→ **Description of the task**
In the entries below, count every line with the string "Adipocytes". State the count and nothing else.

→ **Task inputs**
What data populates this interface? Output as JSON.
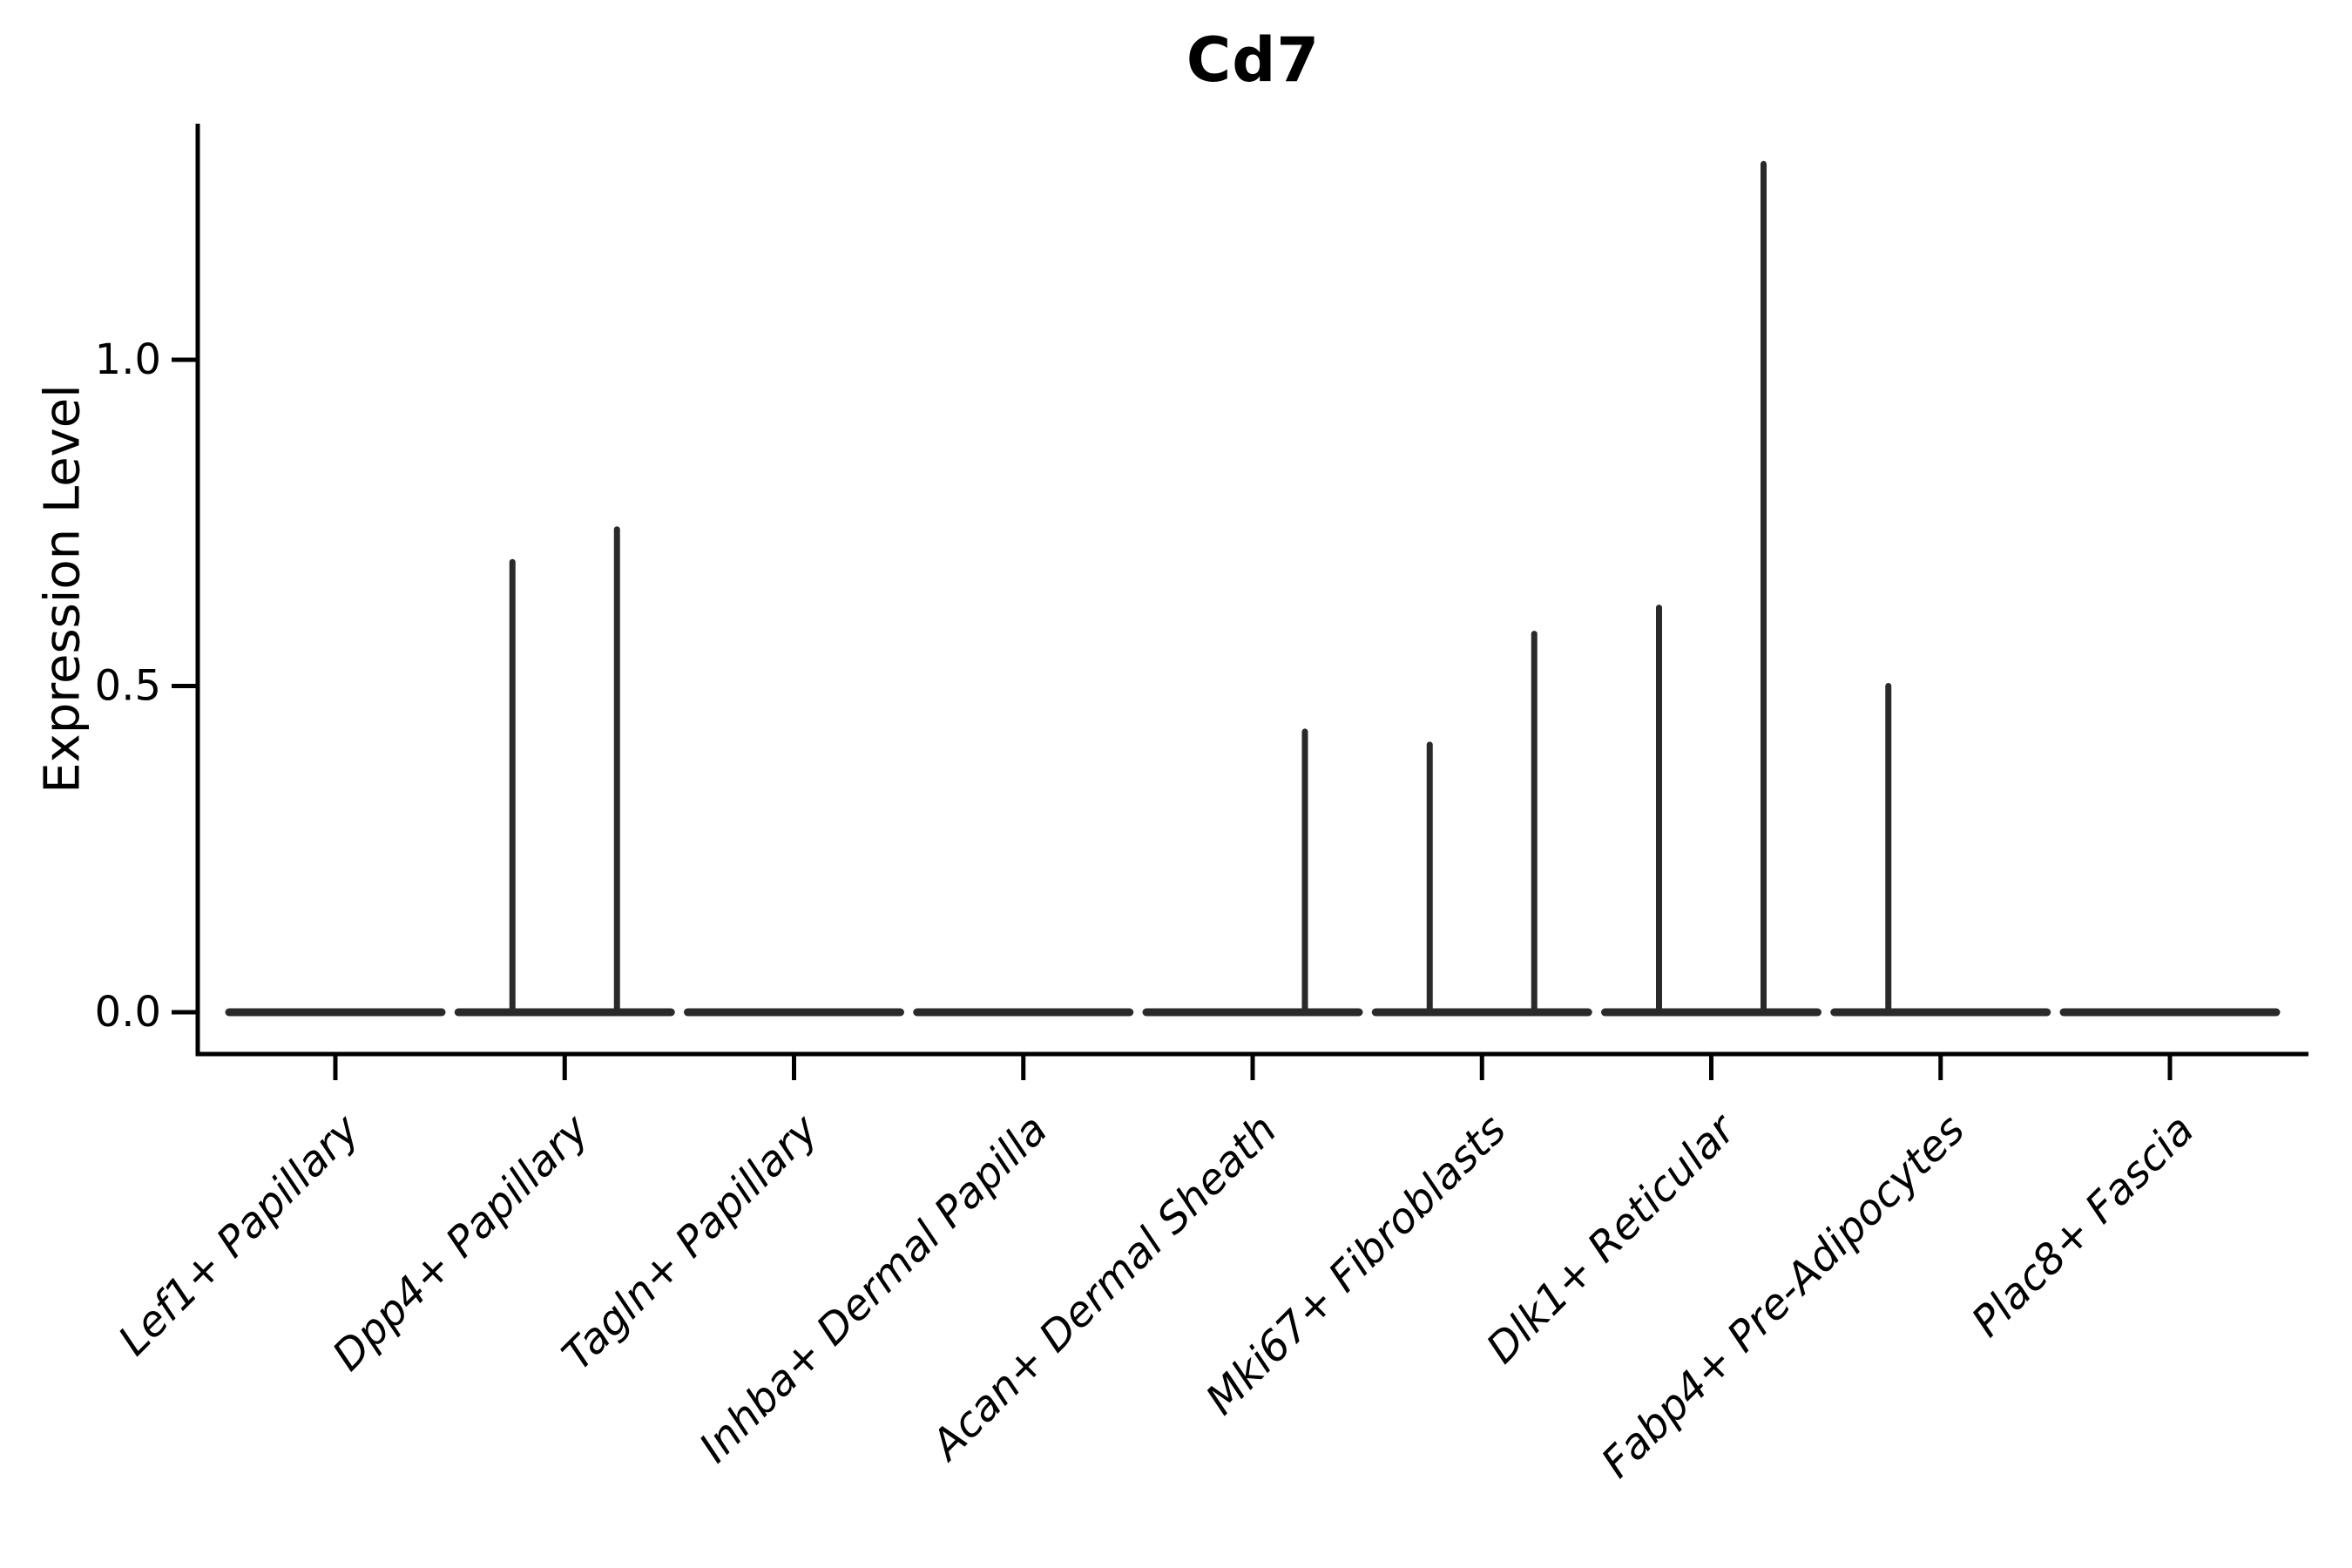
{
  "title": "Cd7",
  "y_axis_label": "Expression Level",
  "chart_data": {
    "type": "violin",
    "title": "Cd7",
    "xlabel": "",
    "ylabel": "Expression Level",
    "y_ticks": [
      0.0,
      0.5,
      1.0
    ],
    "y_tick_labels": [
      "0.0",
      "0.5",
      "1.0"
    ],
    "ylim": [
      -0.06,
      1.36
    ],
    "grid": false,
    "legend": "none",
    "axis_color": "#000000",
    "violin_color": "#2a2a2a",
    "categories": [
      "Lef1+ Papillary",
      "Dpp4+ Papillary",
      "Tagln+ Papillary",
      "Inhba+ Dermal Papilla",
      "Acan+ Dermal Sheath",
      "Mki67+ Fibroblasts",
      "Dlk1+ Reticular",
      "Fabp4+ Pre-Adipocytes",
      "Plac8+ Fascia"
    ],
    "series": [
      {
        "category": "Lef1+ Papillary",
        "baseline_value": 0.0,
        "spikes": []
      },
      {
        "category": "Dpp4+ Papillary",
        "baseline_value": 0.0,
        "spikes": [
          {
            "position": "left",
            "max_expression": 0.69
          },
          {
            "position": "right",
            "max_expression": 0.74
          }
        ]
      },
      {
        "category": "Tagln+ Papillary",
        "baseline_value": 0.0,
        "spikes": []
      },
      {
        "category": "Inhba+ Dermal Papilla",
        "baseline_value": 0.0,
        "spikes": []
      },
      {
        "category": "Acan+ Dermal Sheath",
        "baseline_value": 0.0,
        "spikes": [
          {
            "position": "right",
            "max_expression": 0.43
          }
        ]
      },
      {
        "category": "Mki67+ Fibroblasts",
        "baseline_value": 0.0,
        "spikes": [
          {
            "position": "left",
            "max_expression": 0.41
          },
          {
            "position": "right",
            "max_expression": 0.58
          }
        ]
      },
      {
        "category": "Dlk1+ Reticular",
        "baseline_value": 0.0,
        "spikes": [
          {
            "position": "left",
            "max_expression": 0.62
          },
          {
            "position": "right",
            "max_expression": 1.3
          }
        ]
      },
      {
        "category": "Fabp4+ Pre-Adipocytes",
        "baseline_value": 0.0,
        "spikes": [
          {
            "position": "left",
            "max_expression": 0.5
          }
        ]
      },
      {
        "category": "Plac8+ Fascia",
        "baseline_value": 0.0,
        "spikes": []
      }
    ]
  }
}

→ **Finished exercise**
2